Assigned task: Which of the lines in the listing that follows hold "structured"? Pull each one out.
* * *
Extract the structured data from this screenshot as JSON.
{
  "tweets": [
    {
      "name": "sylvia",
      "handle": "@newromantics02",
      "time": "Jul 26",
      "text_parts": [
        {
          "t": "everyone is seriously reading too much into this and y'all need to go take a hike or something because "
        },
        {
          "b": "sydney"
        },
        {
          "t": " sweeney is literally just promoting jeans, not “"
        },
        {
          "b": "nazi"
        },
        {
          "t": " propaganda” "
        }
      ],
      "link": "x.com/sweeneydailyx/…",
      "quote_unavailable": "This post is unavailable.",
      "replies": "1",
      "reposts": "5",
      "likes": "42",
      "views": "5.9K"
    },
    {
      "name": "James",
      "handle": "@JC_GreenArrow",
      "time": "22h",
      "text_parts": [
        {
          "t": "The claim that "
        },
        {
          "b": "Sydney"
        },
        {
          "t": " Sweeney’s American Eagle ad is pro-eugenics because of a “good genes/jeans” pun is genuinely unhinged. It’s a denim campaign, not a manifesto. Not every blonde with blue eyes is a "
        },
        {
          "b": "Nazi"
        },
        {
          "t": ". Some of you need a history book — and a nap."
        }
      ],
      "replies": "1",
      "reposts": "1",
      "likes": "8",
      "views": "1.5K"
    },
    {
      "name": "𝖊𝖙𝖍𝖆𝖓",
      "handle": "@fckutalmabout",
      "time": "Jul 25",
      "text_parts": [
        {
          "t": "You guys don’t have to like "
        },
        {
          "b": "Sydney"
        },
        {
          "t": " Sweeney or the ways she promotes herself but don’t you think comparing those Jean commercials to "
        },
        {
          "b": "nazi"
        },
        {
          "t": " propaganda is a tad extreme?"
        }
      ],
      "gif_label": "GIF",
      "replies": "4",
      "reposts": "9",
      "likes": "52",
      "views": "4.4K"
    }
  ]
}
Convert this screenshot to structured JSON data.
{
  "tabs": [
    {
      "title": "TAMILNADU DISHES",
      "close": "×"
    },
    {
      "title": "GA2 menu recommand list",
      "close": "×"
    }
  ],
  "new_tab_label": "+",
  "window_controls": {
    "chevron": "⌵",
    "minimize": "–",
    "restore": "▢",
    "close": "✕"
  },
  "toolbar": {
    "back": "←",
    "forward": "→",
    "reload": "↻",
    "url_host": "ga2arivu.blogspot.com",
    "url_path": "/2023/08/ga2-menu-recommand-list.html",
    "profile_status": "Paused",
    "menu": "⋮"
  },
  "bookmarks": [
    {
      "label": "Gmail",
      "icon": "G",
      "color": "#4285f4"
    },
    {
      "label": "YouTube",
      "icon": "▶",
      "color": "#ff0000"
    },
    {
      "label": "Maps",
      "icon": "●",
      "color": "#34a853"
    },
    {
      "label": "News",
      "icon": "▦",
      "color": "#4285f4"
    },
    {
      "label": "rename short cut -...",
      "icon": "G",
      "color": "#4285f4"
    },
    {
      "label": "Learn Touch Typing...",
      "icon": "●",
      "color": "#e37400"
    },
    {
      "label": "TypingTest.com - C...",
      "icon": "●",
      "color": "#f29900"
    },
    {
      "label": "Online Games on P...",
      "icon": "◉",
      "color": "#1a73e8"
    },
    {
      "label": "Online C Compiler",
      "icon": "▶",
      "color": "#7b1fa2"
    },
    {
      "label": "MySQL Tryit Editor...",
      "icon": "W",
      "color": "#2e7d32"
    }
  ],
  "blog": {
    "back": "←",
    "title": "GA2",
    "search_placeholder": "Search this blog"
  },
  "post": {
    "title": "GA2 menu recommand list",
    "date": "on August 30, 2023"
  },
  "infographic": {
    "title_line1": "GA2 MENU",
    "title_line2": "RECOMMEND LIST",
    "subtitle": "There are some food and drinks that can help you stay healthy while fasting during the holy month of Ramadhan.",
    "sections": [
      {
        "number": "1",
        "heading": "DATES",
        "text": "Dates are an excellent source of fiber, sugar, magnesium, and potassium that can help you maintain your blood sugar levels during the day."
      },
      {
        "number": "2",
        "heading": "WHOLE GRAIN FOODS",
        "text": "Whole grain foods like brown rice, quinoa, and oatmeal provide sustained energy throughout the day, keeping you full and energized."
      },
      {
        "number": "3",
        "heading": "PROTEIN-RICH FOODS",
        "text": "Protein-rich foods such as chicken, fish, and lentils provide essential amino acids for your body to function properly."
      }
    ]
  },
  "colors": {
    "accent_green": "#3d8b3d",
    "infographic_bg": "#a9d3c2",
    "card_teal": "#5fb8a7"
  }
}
* * *
Your response:
Extract the structured data from this screenshot as JSON.
Convert this screenshot to structured JSON data.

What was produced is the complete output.